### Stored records

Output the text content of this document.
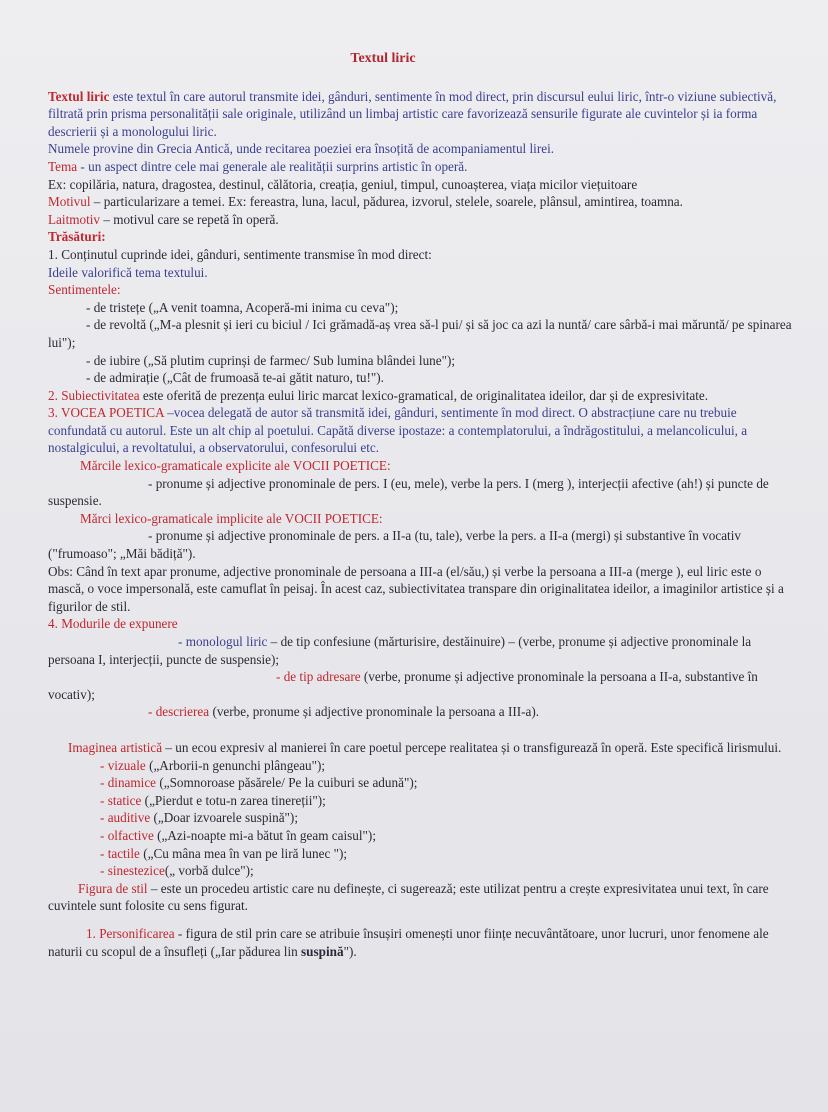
Textul liric

Textul liric este textul în care autorul transmite idei, gânduri, sentimente în mod direct, prin discursul eului liric, într-o viziune subiectivă, filtrată prin prisma personalității sale originale, utilizând un limbaj artistic care favorizează sensurile figurate ale cuvintelor și ia forma descrierii și a monologului liric.

Numele provine din Grecia Antică, unde recitarea poeziei era însoțită de acompaniamentul lirei.

Tema - un aspect dintre cele mai generale ale realității surprins artistic în operă.

Ex: copilăria, natura, dragostea, destinul, călătoria, creația, geniul, timpul, cunoașterea, viața micilor viețuitoare

Motivul – particularizare a temei. Ex: fereastra, luna, lacul, pădurea, izvorul, stelele, soarele, plânsul, amintirea, toamna.

Laitmotiv – motivul care se repetă în operă.

Trăsături:

1. Conținutul cuprinde idei, gânduri, sentimente transmise în mod direct:

Ideile valorifică tema textului.

Sentimentele:

- de tristețe („A venit toamna, Acoperă-mi inima cu ceva");

- de revoltă („M-a plesnit și ieri cu biciul / Ici grămadă-aș vrea să-l pui/ și să joc ca azi la nuntă/ care sârbă-i mai măruntă/ pe spinarea lui");

- de iubire („Să plutim cuprinși de farmec/ Sub lumina blândei lune");

- de admirație („Cât de frumoasă te-ai gătit naturo, tu!").

2. Subiectivitatea este oferită de prezența eului liric marcat lexico-gramatical, de originalitatea ideilor, dar și de expresivitate.

3. VOCEA POETICA –vocea delegată de autor să transmită idei, gânduri, sentimente în mod direct. O abstracțiune care nu trebuie confundată cu autorul. Este un alt chip al poetului. Capătă diverse ipostaze: a contemplatorului, a îndrăgostitului, a melancolicului, a nostalgicului, a revoltatului, a observatorului, confesorului etc.

Mărcile lexico-gramaticale explicite ale VOCII POETICE:

- pronume și adjective pronominale de pers. I (eu, mele), verbe la pers. I (merg ), interjecții afective (ah!) și puncte de suspensie.

Mărci lexico-gramaticale implicite ale VOCII POETICE:

- pronume și adjective pronominale de pers. a II-a (tu, tale), verbe la pers. a II-a (mergi) și substantive în vocativ ("frumoaso"; „Măi bădiță").

Obs: Când în text apar pronume, adjective pronominale de persoana a III-a (el/său,) și verbe la persoana a III-a (merge ), eul liric este o mască, o voce impersonală, este camuflat în peisaj. În acest caz, subiectivitatea transpare din originalitatea ideilor, a imaginilor artistice și a figurilor de stil.

4. Modurile de expunere

- monologul liric – de tip confesiune (mărturisire, destăinuire) – (verbe, pronume și adjective pronominale la persoana I, interjecții, puncte de suspensie);

- de tip adresare (verbe, pronume și adjective pronominale la persoana a II-a, substantive în vocativ);

- descrierea (verbe, pronume și adjective pronominale la persoana a III-a).

Imaginea artistică – un ecou expresiv al manierei în care poetul percepe realitatea și o transfigurează în operă. Este specifică lirismului.

- vizuale („Arborii-n genunchi plângeau");

- dinamice („Somnoroase păsărele/ Pe la cuiburi se adună");

- statice („Pierdut e totu-n zarea tinereții");

- auditive („Doar izvoarele suspină");

- olfactive („Azi-noapte mi-a bătut în geam caisul");

- tactile („Cu mâna mea în van pe liră lunec ");

- sinestezice(„ vorbă dulce");

Figura de stil – este un procedeu artistic care nu definește, ci sugerează; este utilizat pentru a crește expresivitatea unui text, în care cuvintele sunt folosite cu sens figurat.

1. Personificarea - figura de stil prin care se atribuie însușiri omenești unor ființe necuvântătoare, unor lucruri, unor fenomene ale naturii cu scopul de a însufleți („Iar pădurea lin suspină").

### WHAT YOU ARE ASKED TO DO
Print the whole listing above once more, word for word, without its pictures.

### COMPLETE RESPONSE
Output the text content of this document.
Textul liric

Textul liric este textul în care autorul transmite idei, gânduri, sentimente în mod direct, prin discursul eului liric, într-o viziune subiectivă, filtrată prin prisma personalității sale originale, utilizând un limbaj artistic care favorizează sensurile figurate ale cuvintelor și ia forma descrierii și a monologului liric.

Numele provine din Grecia Antică, unde recitarea poeziei era însoțită de acompaniamentul lirei.

Tema - un aspect dintre cele mai generale ale realității surprins artistic în operă.

Ex: copilăria, natura, dragostea, destinul, călătoria, creația, geniul, timpul, cunoașterea, viața micilor viețuitoare

Motivul – particularizare a temei. Ex: fereastra, luna, lacul, pădurea, izvorul, stelele, soarele, plânsul, amintirea, toamna.

Laitmotiv – motivul care se repetă în operă.

Trăsături:

1. Conținutul cuprinde idei, gânduri, sentimente transmise în mod direct:

Ideile valorifică tema textului.

Sentimentele:

- de tristețe („A venit toamna, Acoperă-mi inima cu ceva");

- de revoltă („M-a plesnit și ieri cu biciul / Ici grămadă-aș vrea să-l pui/ și să joc ca azi la nuntă/ care sârbă-i mai măruntă/ pe spinarea lui");

- de iubire („Să plutim cuprinși de farmec/ Sub lumina blândei lune");

- de admirație („Cât de frumoasă te-ai gătit naturo, tu!").

2. Subiectivitatea este oferită de prezența eului liric marcat lexico-gramatical, de originalitatea ideilor, dar și de expresivitate.

3. VOCEA POETICA –vocea delegată de autor să transmită idei, gânduri, sentimente în mod direct. O abstracțiune care nu trebuie confundată cu autorul. Este un alt chip al poetului. Capătă diverse ipostaze: a contemplatorului, a îndrăgostitului, a melancolicului, a nostalgicului, a revoltatului, a observatorului, confesorului etc.

Mărcile lexico-gramaticale explicite ale VOCII POETICE:

- pronume și adjective pronominale de pers. I (eu, mele), verbe la pers. I (merg ), interjecții afective (ah!) și puncte de suspensie.

Mărci lexico-gramaticale implicite ale VOCII POETICE:

- pronume și adjective pronominale de pers. a II-a (tu, tale), verbe la pers. a II-a (mergi) și substantive în vocativ ("frumoaso"; „Măi bădiță").

Obs: Când în text apar pronume, adjective pronominale de persoana a III-a (el/său,) și verbe la persoana a III-a (merge ), eul liric este o mască, o voce impersonală, este camuflat în peisaj. În acest caz, subiectivitatea transpare din originalitatea ideilor, a imaginilor artistice și a figurilor de stil.

4. Modurile de expunere

- monologul liric – de tip confesiune (mărturisire, destăinuire) – (verbe, pronume și adjective pronominale la persoana I, interjecții, puncte de suspensie);

- de tip adresare (verbe, pronume și adjective pronominale la persoana a II-a, substantive în vocativ);

- descrierea (verbe, pronume și adjective pronominale la persoana a III-a).

Imaginea artistică – un ecou expresiv al manierei în care poetul percepe realitatea și o transfigurează în operă. Este specifică lirismului.

- vizuale („Arborii-n genunchi plângeau");

- dinamice („Somnoroase păsărele/ Pe la cuiburi se adună");

- statice („Pierdut e totu-n zarea tinereții");

- auditive („Doar izvoarele suspină");

- olfactive („Azi-noapte mi-a bătut în geam caisul");

- tactile („Cu mâna mea în van pe liră lunec ");

- sinestezice(„ vorbă dulce");

Figura de stil – este un procedeu artistic care nu definește, ci sugerează; este utilizat pentru a crește expresivitatea unui text, în care cuvintele sunt folosite cu sens figurat.

1. Personificarea - figura de stil prin care se atribuie însușiri omenești unor ființe necuvântătoare, unor lucruri, unor fenomene ale naturii cu scopul de a însufleți („Iar pădurea lin suspină").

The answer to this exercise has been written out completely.